======== LISTED RECORDS ========

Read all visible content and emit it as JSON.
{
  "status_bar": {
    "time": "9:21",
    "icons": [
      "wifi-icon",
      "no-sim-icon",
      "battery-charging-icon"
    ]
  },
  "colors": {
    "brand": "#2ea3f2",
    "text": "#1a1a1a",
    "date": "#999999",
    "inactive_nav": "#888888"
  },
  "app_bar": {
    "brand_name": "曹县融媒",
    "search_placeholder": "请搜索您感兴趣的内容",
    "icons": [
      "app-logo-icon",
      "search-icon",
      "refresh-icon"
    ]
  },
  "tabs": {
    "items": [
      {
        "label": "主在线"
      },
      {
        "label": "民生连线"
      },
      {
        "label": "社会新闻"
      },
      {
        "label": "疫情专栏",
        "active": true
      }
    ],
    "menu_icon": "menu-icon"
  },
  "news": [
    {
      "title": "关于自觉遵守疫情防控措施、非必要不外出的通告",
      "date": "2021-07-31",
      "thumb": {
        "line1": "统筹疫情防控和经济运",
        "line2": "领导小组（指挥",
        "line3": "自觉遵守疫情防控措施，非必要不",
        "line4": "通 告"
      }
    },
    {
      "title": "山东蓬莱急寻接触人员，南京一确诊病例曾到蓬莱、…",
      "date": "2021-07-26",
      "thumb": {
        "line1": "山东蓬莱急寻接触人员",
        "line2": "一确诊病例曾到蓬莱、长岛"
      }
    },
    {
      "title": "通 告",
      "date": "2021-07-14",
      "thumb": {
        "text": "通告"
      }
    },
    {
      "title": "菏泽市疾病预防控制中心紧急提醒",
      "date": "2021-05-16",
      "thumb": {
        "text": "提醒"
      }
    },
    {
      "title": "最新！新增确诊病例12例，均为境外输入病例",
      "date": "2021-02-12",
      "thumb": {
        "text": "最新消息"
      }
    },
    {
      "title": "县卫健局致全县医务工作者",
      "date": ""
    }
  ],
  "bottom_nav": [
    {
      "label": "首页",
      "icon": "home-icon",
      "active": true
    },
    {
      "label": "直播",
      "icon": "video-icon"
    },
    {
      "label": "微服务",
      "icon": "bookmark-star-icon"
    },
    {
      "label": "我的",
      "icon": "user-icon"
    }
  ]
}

========

* **EXERCISE INSTRUCTIONS**:
Using the listing above, pull out all lines that hold the word "title".

* **TASK OUTPUT**:
      "title": "关于自觉遵守疫情防控措施、非必要不外出的通告",
      "title": "山东蓬莱急寻接触人员，南京一确诊病例曾到蓬莱、…",
      "title": "通 告",
      "title": "菏泽市疾病预防控制中心紧急提醒",
      "title": "最新！新增确诊病例12例，均为境外输入病例",
      "title": "县卫健局致全县医务工作者",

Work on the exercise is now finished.